== RECORDS PROVIDED ==

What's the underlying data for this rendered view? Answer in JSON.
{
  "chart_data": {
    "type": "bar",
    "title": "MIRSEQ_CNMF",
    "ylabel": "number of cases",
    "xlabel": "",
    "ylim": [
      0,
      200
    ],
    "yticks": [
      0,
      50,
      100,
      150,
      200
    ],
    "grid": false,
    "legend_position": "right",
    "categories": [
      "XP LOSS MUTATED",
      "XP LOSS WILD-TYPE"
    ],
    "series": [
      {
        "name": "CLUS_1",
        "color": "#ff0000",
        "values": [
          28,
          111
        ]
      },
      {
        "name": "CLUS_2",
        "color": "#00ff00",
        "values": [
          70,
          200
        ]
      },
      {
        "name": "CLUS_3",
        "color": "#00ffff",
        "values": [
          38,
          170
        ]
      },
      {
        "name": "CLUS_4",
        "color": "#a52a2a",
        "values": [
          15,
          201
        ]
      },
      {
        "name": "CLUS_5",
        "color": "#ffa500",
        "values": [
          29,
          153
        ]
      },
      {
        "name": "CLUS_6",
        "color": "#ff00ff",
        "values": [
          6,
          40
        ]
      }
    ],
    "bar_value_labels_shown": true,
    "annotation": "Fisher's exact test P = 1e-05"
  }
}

===

YOUR OBJECTIVE - Reproduce the material in full, with no word added or dropped.

FULL OUTPUT -
What's the underlying data for this rendered view? Answer in JSON.
{
  "chart_data": {
    "type": "bar",
    "title": "MIRSEQ_CNMF",
    "ylabel": "number of cases",
    "xlabel": "",
    "ylim": [
      0,
      200
    ],
    "yticks": [
      0,
      50,
      100,
      150,
      200
    ],
    "grid": false,
    "legend_position": "right",
    "categories": [
      "XP LOSS MUTATED",
      "XP LOSS WILD-TYPE"
    ],
    "series": [
      {
        "name": "CLUS_1",
        "color": "#ff0000",
        "values": [
          28,
          111
        ]
      },
      {
        "name": "CLUS_2",
        "color": "#00ff00",
        "values": [
          70,
          200
        ]
      },
      {
        "name": "CLUS_3",
        "color": "#00ffff",
        "values": [
          38,
          170
        ]
      },
      {
        "name": "CLUS_4",
        "color": "#a52a2a",
        "values": [
          15,
          201
        ]
      },
      {
        "name": "CLUS_5",
        "color": "#ffa500",
        "values": [
          29,
          153
        ]
      },
      {
        "name": "CLUS_6",
        "color": "#ff00ff",
        "values": [
          6,
          40
        ]
      }
    ],
    "bar_value_labels_shown": true,
    "annotation": "Fisher's exact test P = 1e-05"
  }
}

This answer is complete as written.